WHAT TO PRODUCE: Exactly as they appear, output all of the records. Skip any images.

PROVIDED RECORDS:
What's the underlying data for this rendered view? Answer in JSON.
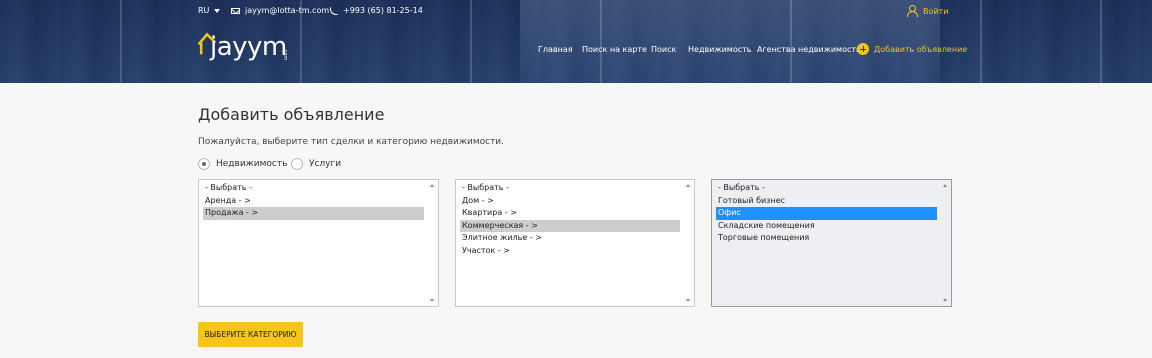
{
  "topbar": {
    "language": "RU",
    "email": "jayym@lotta-tm.com",
    "phone": "+993 (65) 81-25-14",
    "login": "Войти"
  },
  "logo": {
    "text": "jayym",
    "suffix": ".com"
  },
  "nav": {
    "items": [
      "Главная",
      "Поиск на карте",
      "Поиск",
      "Недвижимость",
      "Агенства недвижимости"
    ],
    "add_listing": "Добавить объявление"
  },
  "page": {
    "title": "Добавить объявление",
    "subtitle": "Пожалуйста, выберите тип сделки и категорию недвижимости."
  },
  "radios": [
    {
      "label": "Недвижимость",
      "checked": true
    },
    {
      "label": "Услуги",
      "checked": false
    }
  ],
  "lists": [
    {
      "options": [
        "- Выбрать -",
        "Аренда - >",
        "Продажа - >"
      ],
      "selected": 2
    },
    {
      "options": [
        "- Выбрать -",
        "Дом - >",
        "Квартира - >",
        "Коммерческая - >",
        "Элитное жилье - >",
        "Участок - >"
      ],
      "selected": 3
    },
    {
      "options": [
        "- Выбрать -",
        "Готовый бизнес",
        "Офис",
        "Складские помещения",
        "Торговые помещения"
      ],
      "selected": 2
    }
  ],
  "submit_button": "ВЫБЕРИТЕ КАТЕГОРИЮ",
  "colors": {
    "accent": "#f5c518",
    "header": "#2b3b5e",
    "selection": "#1e90ff"
  },
  "icons": [
    "chevron-down-icon",
    "mail-icon",
    "phone-icon",
    "user-icon",
    "plus-icon",
    "house-icon"
  ]
}
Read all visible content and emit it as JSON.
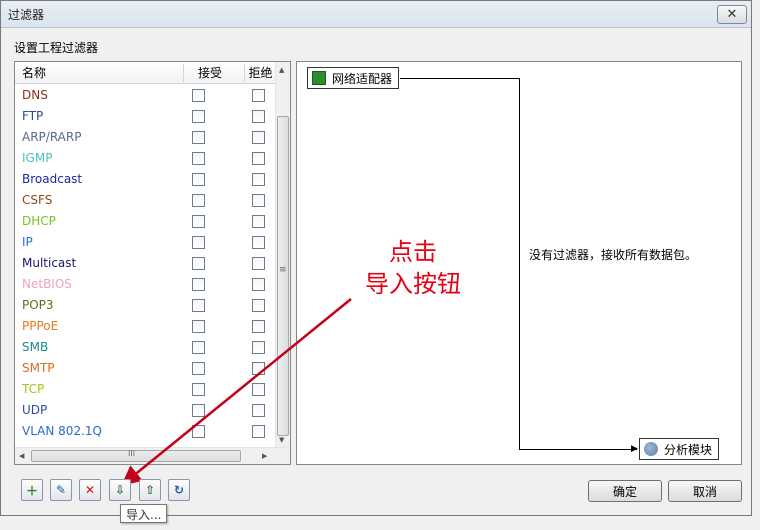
{
  "window": {
    "title": "过滤器"
  },
  "group_label": "设置工程过滤器",
  "table": {
    "headers": {
      "name": "名称",
      "accept": "接受",
      "reject": "拒绝"
    },
    "rows": [
      {
        "name": "DNS",
        "color": "#8b2a1a"
      },
      {
        "name": "FTP",
        "color": "#2c4a9e"
      },
      {
        "name": "ARP/RARP",
        "color": "#5a6a8a"
      },
      {
        "name": "IGMP",
        "color": "#4ac0c0"
      },
      {
        "name": "Broadcast",
        "color": "#1a2a9e"
      },
      {
        "name": "CSFS",
        "color": "#8b4a1a"
      },
      {
        "name": "DHCP",
        "color": "#7ac020"
      },
      {
        "name": "IP",
        "color": "#2a6ad0"
      },
      {
        "name": "Multicast",
        "color": "#1a1a6e"
      },
      {
        "name": "NetBIOS",
        "color": "#f0a0c0"
      },
      {
        "name": "POP3",
        "color": "#6a6a20"
      },
      {
        "name": "PPPoE",
        "color": "#e07a20"
      },
      {
        "name": "SMB",
        "color": "#1a8a8a"
      },
      {
        "name": "SMTP",
        "color": "#e06a2a"
      },
      {
        "name": "TCP",
        "color": "#b0c020"
      },
      {
        "name": "UDP",
        "color": "#2a4ab0"
      },
      {
        "name": "VLAN 802.1Q",
        "color": "#2a6ad0"
      }
    ]
  },
  "diagram": {
    "source_node": "网络适配器",
    "target_node": "分析模块",
    "message": "没有过滤器，接收所有数据包。"
  },
  "annotation": {
    "line1": "点击",
    "line2": "导入按钮",
    "color": "#e60012"
  },
  "toolbar": {
    "tooltip": "导入..."
  },
  "buttons": {
    "ok": "确定",
    "cancel": "取消"
  },
  "scrollbar_glyph": "≡",
  "hscroll_glyph": "III"
}
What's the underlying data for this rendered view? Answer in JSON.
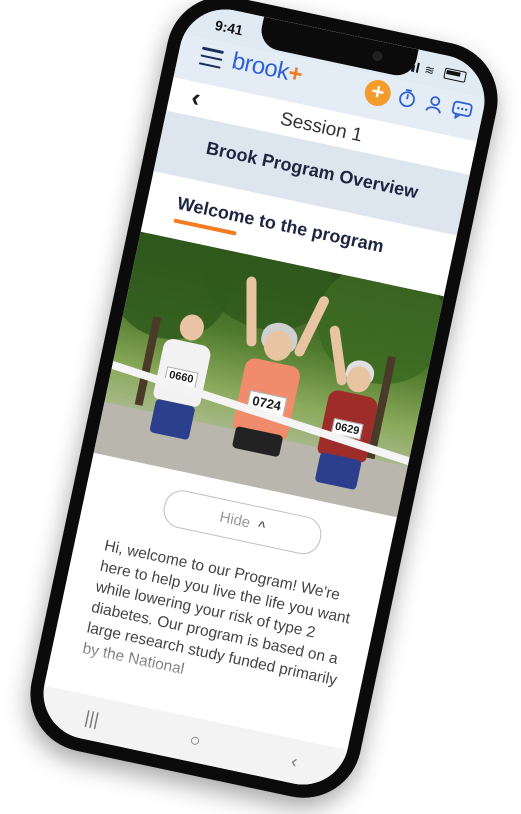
{
  "status_bar": {
    "time": "9:41"
  },
  "header": {
    "logo_main": "brook",
    "logo_plus": "+",
    "add_glyph": "+",
    "icons": [
      "menu-icon",
      "timer-icon",
      "profile-icon",
      "chat-icon"
    ]
  },
  "nav": {
    "back_glyph": "‹",
    "session_title": "Session 1"
  },
  "content": {
    "overview_title": "Brook Program Overview",
    "section_title": "Welcome to the program",
    "hide_label": "Hide",
    "hide_chevron": "^",
    "paragraph": "Hi, welcome to our Program! We're here to help you live the life you want while lowering your risk of type 2 diabetes. Our program is based on a large research study funded primarily by the National"
  },
  "hero": {
    "bib_left": "0660",
    "bib_center": "0724",
    "bib_right": "0629"
  },
  "system_nav": {
    "recents": "|||",
    "home": "○",
    "back": "‹"
  },
  "colors": {
    "brand_blue": "#2f5fd7",
    "accent_orange": "#f47c22",
    "header_bg": "#e4edf5",
    "band_bg": "#dde6ee"
  }
}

RIGHT ANSWER:
What's the underlying data for this rendered view? Answer in JSON.
{
  "topbar": {
    "language": "RU",
    "email": "jayym@lotta-tm.com",
    "phone": "+993 (65) 81-25-14",
    "login": "Войти"
  },
  "logo": {
    "text": "jayym",
    "suffix": ".com"
  },
  "nav": {
    "items": [
      "Главная",
      "Поиск на карте",
      "Поиск",
      "Недвижимость",
      "Агенства недвижимости"
    ],
    "add_listing": "Добавить объявление"
  },
  "page": {
    "title": "Добавить объявление",
    "subtitle": "Пожалуйста, выберите тип сделки и категорию недвижимости."
  },
  "radios": [
    {
      "label": "Недвижимость",
      "checked": true
    },
    {
      "label": "Услуги",
      "checked": false
    }
  ],
  "lists": [
    {
      "options": [
        "- Выбрать -",
        "Аренда - >",
        "Продажа - >"
      ],
      "selected": 2
    },
    {
      "options": [
        "- Выбрать -",
        "Дом - >",
        "Квартира - >",
        "Коммерческая - >",
        "Элитное жилье - >",
        "Участок - >"
      ],
      "selected": 3
    },
    {
      "options": [
        "- Выбрать -",
        "Готовый бизнес",
        "Офис",
        "Складские помещения",
        "Торговые помещения"
      ],
      "selected": 2
    }
  ],
  "submit_button": "ВЫБЕРИТЕ КАТЕГОРИЮ",
  "colors": {
    "accent": "#f5c518",
    "header": "#2b3b5e",
    "selection": "#1e90ff"
  },
  "icons": [
    "chevron-down-icon",
    "mail-icon",
    "phone-icon",
    "user-icon",
    "plus-icon",
    "house-icon"
  ]
}
Read all visible content and emit it as JSON.
{
  "window": {
    "title": "过滤器"
  },
  "group_label": "设置工程过滤器",
  "table": {
    "headers": {
      "name": "名称",
      "accept": "接受",
      "reject": "拒绝"
    },
    "rows": [
      {
        "name": "DNS",
        "color": "#8b2a1a"
      },
      {
        "name": "FTP",
        "color": "#2c4a9e"
      },
      {
        "name": "ARP/RARP",
        "color": "#5a6a8a"
      },
      {
        "name": "IGMP",
        "color": "#4ac0c0"
      },
      {
        "name": "Broadcast",
        "color": "#1a2a9e"
      },
      {
        "name": "CSFS",
        "color": "#8b4a1a"
      },
      {
        "name": "DHCP",
        "color": "#7ac020"
      },
      {
        "name": "IP",
        "color": "#2a6ad0"
      },
      {
        "name": "Multicast",
        "color": "#1a1a6e"
      },
      {
        "name": "NetBIOS",
        "color": "#f0a0c0"
      },
      {
        "name": "POP3",
        "color": "#6a6a20"
      },
      {
        "name": "PPPoE",
        "color": "#e07a20"
      },
      {
        "name": "SMB",
        "color": "#1a8a8a"
      },
      {
        "name": "SMTP",
        "color": "#e06a2a"
      },
      {
        "name": "TCP",
        "color": "#b0c020"
      },
      {
        "name": "UDP",
        "color": "#2a4ab0"
      },
      {
        "name": "VLAN 802.1Q",
        "color": "#2a6ad0"
      }
    ]
  },
  "diagram": {
    "source_node": "网络适配器",
    "target_node": "分析模块",
    "message": "没有过滤器，接收所有数据包。"
  },
  "annotation": {
    "line1": "点击",
    "line2": "导入按钮",
    "color": "#e60012"
  },
  "toolbar": {
    "tooltip": "导入..."
  },
  "buttons": {
    "ok": "确定",
    "cancel": "取消"
  },
  "scrollbar_glyph": "≡",
  "hscroll_glyph": "III"
}
What's the underlying data for this rendered view? Answer in JSON.
{
  "status_bar": {
    "time": "9:41"
  },
  "header": {
    "logo_main": "brook",
    "logo_plus": "+",
    "add_glyph": "+",
    "icons": [
      "menu-icon",
      "timer-icon",
      "profile-icon",
      "chat-icon"
    ]
  },
  "nav": {
    "back_glyph": "‹",
    "session_title": "Session 1"
  },
  "content": {
    "overview_title": "Brook Program Overview",
    "section_title": "Welcome to the program",
    "hide_label": "Hide",
    "hide_chevron": "^",
    "paragraph": "Hi, welcome to our Program! We're here to help you live the life you want while lowering your risk of type 2 diabetes. Our program is based on a large research study funded primarily by the National"
  },
  "hero": {
    "bib_left": "0660",
    "bib_center": "0724",
    "bib_right": "0629"
  },
  "system_nav": {
    "recents": "|||",
    "home": "○",
    "back": "‹"
  },
  "colors": {
    "brand_blue": "#2f5fd7",
    "accent_orange": "#f47c22",
    "header_bg": "#e4edf5",
    "band_bg": "#dde6ee"
  }
}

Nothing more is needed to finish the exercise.